▸ **PROBLEM**: Below is a listing; copy all of it exactly.

▸ **SUPPLIED MATERIAL**:
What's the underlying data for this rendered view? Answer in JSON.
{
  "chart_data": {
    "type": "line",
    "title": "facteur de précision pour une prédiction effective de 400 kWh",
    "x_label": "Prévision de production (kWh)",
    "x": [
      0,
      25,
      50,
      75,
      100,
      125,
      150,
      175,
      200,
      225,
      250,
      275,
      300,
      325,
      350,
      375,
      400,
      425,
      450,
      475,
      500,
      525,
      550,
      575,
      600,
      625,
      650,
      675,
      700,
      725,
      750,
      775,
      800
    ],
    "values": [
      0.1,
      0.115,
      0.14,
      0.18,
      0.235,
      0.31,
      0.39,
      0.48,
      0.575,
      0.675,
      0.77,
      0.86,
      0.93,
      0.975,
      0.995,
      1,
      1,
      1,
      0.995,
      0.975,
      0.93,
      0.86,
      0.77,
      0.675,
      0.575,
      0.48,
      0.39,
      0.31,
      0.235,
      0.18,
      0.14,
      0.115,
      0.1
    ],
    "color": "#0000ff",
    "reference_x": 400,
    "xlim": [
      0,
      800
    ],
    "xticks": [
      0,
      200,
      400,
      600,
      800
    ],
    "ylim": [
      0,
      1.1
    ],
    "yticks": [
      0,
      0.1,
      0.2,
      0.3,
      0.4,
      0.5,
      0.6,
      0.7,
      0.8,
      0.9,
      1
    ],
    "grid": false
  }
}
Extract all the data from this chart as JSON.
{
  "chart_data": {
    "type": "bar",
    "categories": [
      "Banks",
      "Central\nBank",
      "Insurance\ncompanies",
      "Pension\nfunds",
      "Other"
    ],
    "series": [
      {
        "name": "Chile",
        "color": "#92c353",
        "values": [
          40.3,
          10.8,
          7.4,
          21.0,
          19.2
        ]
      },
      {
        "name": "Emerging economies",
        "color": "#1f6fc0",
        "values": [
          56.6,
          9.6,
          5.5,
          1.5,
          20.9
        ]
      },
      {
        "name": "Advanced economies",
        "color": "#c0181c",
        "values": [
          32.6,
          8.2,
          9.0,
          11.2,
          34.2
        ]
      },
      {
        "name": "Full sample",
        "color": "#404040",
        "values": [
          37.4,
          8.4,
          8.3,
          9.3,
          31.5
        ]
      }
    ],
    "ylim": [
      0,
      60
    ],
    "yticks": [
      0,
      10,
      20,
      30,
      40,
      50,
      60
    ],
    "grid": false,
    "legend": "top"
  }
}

▸ **COMPLETE RESPONSE**:
What's the underlying data for this rendered view? Answer in JSON.
{
  "chart_data": {
    "type": "line",
    "title": "facteur de précision pour une prédiction effective de 400 kWh",
    "x_label": "Prévision de production (kWh)",
    "x": [
      0,
      25,
      50,
      75,
      100,
      125,
      150,
      175,
      200,
      225,
      250,
      275,
      300,
      325,
      350,
      375,
      400,
      425,
      450,
      475,
      500,
      525,
      550,
      575,
      600,
      625,
      650,
      675,
      700,
      725,
      750,
      775,
      800
    ],
    "values": [
      0.1,
      0.115,
      0.14,
      0.18,
      0.235,
      0.31,
      0.39,
      0.48,
      0.575,
      0.675,
      0.77,
      0.86,
      0.93,
      0.975,
      0.995,
      1,
      1,
      1,
      0.995,
      0.975,
      0.93,
      0.86,
      0.77,
      0.675,
      0.575,
      0.48,
      0.39,
      0.31,
      0.235,
      0.18,
      0.14,
      0.115,
      0.1
    ],
    "color": "#0000ff",
    "reference_x": 400,
    "xlim": [
      0,
      800
    ],
    "xticks": [
      0,
      200,
      400,
      600,
      800
    ],
    "ylim": [
      0,
      1.1
    ],
    "yticks": [
      0,
      0.1,
      0.2,
      0.3,
      0.4,
      0.5,
      0.6,
      0.7,
      0.8,
      0.9,
      1
    ],
    "grid": false
  }
}
Extract all the data from this chart as JSON.
{
  "chart_data": {
    "type": "bar",
    "categories": [
      "Banks",
      "Central\nBank",
      "Insurance\ncompanies",
      "Pension\nfunds",
      "Other"
    ],
    "series": [
      {
        "name": "Chile",
        "color": "#92c353",
        "values": [
          40.3,
          10.8,
          7.4,
          21.0,
          19.2
        ]
      },
      {
        "name": "Emerging economies",
        "color": "#1f6fc0",
        "values": [
          56.6,
          9.6,
          5.5,
          1.5,
          20.9
        ]
      },
      {
        "name": "Advanced economies",
        "color": "#c0181c",
        "values": [
          32.6,
          8.2,
          9.0,
          11.2,
          34.2
        ]
      },
      {
        "name": "Full sample",
        "color": "#404040",
        "values": [
          37.4,
          8.4,
          8.3,
          9.3,
          31.5
        ]
      }
    ],
    "ylim": [
      0,
      60
    ],
    "yticks": [
      0,
      10,
      20,
      30,
      40,
      50,
      60
    ],
    "grid": false,
    "legend": "top"
  }
}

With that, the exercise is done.